Repeat the whole of the data, keeping every detail the same.

(Stored entries)
-*-*-

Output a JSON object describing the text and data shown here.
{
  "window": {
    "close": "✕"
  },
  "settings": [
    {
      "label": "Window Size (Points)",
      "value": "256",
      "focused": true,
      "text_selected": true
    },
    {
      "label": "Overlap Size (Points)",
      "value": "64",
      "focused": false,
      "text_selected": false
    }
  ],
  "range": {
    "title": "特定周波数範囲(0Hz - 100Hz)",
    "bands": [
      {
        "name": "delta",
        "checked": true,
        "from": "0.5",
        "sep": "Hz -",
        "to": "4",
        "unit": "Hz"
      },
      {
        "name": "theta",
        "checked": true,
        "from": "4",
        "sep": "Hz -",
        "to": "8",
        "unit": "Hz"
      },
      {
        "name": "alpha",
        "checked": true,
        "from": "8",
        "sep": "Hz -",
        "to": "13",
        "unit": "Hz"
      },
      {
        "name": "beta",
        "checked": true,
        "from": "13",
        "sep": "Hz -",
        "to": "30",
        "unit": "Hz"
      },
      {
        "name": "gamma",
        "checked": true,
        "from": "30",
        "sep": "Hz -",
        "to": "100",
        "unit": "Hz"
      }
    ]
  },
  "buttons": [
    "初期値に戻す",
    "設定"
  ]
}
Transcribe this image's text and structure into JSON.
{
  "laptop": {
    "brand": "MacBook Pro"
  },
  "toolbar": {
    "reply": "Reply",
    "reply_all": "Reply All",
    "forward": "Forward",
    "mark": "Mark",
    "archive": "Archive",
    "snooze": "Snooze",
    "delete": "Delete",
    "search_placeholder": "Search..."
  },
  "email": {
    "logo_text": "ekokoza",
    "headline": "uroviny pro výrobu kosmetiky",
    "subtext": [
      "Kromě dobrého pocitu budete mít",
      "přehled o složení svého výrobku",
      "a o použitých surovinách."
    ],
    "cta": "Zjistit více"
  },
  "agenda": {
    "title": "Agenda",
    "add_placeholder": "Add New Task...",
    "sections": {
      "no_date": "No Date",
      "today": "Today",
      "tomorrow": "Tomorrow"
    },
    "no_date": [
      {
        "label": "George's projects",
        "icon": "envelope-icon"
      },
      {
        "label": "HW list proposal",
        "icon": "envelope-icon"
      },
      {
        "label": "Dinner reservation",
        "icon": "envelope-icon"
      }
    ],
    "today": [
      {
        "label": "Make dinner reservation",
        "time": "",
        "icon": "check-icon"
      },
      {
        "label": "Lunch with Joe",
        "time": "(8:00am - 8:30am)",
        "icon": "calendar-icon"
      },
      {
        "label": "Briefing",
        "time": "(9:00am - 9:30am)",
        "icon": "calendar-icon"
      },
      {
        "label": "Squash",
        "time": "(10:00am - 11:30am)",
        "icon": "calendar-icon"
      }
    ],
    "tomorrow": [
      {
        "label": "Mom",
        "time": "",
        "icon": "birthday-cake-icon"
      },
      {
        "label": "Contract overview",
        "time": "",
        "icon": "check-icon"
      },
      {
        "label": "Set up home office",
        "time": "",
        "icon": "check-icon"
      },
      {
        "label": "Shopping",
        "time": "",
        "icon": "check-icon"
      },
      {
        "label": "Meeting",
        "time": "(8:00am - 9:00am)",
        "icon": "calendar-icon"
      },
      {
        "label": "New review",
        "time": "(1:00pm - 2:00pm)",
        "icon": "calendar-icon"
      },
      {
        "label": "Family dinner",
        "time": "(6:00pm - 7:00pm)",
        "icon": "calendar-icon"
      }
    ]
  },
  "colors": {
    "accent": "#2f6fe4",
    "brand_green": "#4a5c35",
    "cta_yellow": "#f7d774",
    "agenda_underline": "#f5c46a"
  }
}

-*-*-

● Task response
Output a JSON object describing the text and data shown here.
{
  "window": {
    "close": "✕"
  },
  "settings": [
    {
      "label": "Window Size (Points)",
      "value": "256",
      "focused": true,
      "text_selected": true
    },
    {
      "label": "Overlap Size (Points)",
      "value": "64",
      "focused": false,
      "text_selected": false
    }
  ],
  "range": {
    "title": "特定周波数範囲(0Hz - 100Hz)",
    "bands": [
      {
        "name": "delta",
        "checked": true,
        "from": "0.5",
        "sep": "Hz -",
        "to": "4",
        "unit": "Hz"
      },
      {
        "name": "theta",
        "checked": true,
        "from": "4",
        "sep": "Hz -",
        "to": "8",
        "unit": "Hz"
      },
      {
        "name": "alpha",
        "checked": true,
        "from": "8",
        "sep": "Hz -",
        "to": "13",
        "unit": "Hz"
      },
      {
        "name": "beta",
        "checked": true,
        "from": "13",
        "sep": "Hz -",
        "to": "30",
        "unit": "Hz"
      },
      {
        "name": "gamma",
        "checked": true,
        "from": "30",
        "sep": "Hz -",
        "to": "100",
        "unit": "Hz"
      }
    ]
  },
  "buttons": [
    "初期値に戻す",
    "設定"
  ]
}
Transcribe this image's text and structure into JSON.
{
  "laptop": {
    "brand": "MacBook Pro"
  },
  "toolbar": {
    "reply": "Reply",
    "reply_all": "Reply All",
    "forward": "Forward",
    "mark": "Mark",
    "archive": "Archive",
    "snooze": "Snooze",
    "delete": "Delete",
    "search_placeholder": "Search..."
  },
  "email": {
    "logo_text": "ekokoza",
    "headline": "uroviny pro výrobu kosmetiky",
    "subtext": [
      "Kromě dobrého pocitu budete mít",
      "přehled o složení svého výrobku",
      "a o použitých surovinách."
    ],
    "cta": "Zjistit více"
  },
  "agenda": {
    "title": "Agenda",
    "add_placeholder": "Add New Task...",
    "sections": {
      "no_date": "No Date",
      "today": "Today",
      "tomorrow": "Tomorrow"
    },
    "no_date": [
      {
        "label": "George's projects",
        "icon": "envelope-icon"
      },
      {
        "label": "HW list proposal",
        "icon": "envelope-icon"
      },
      {
        "label": "Dinner reservation",
        "icon": "envelope-icon"
      }
    ],
    "today": [
      {
        "label": "Make dinner reservation",
        "time": "",
        "icon": "check-icon"
      },
      {
        "label": "Lunch with Joe",
        "time": "(8:00am - 8:30am)",
        "icon": "calendar-icon"
      },
      {
        "label": "Briefing",
        "time": "(9:00am - 9:30am)",
        "icon": "calendar-icon"
      },
      {
        "label": "Squash",
        "time": "(10:00am - 11:30am)",
        "icon": "calendar-icon"
      }
    ],
    "tomorrow": [
      {
        "label": "Mom",
        "time": "",
        "icon": "birthday-cake-icon"
      },
      {
        "label": "Contract overview",
        "time": "",
        "icon": "check-icon"
      },
      {
        "label": "Set up home office",
        "time": "",
        "icon": "check-icon"
      },
      {
        "label": "Shopping",
        "time": "",
        "icon": "check-icon"
      },
      {
        "label": "Meeting",
        "time": "(8:00am - 9:00am)",
        "icon": "calendar-icon"
      },
      {
        "label": "New review",
        "time": "(1:00pm - 2:00pm)",
        "icon": "calendar-icon"
      },
      {
        "label": "Family dinner",
        "time": "(6:00pm - 7:00pm)",
        "icon": "calendar-icon"
      }
    ]
  },
  "colors": {
    "accent": "#2f6fe4",
    "brand_green": "#4a5c35",
    "cta_yellow": "#f7d774",
    "agenda_underline": "#f5c46a"
  }
}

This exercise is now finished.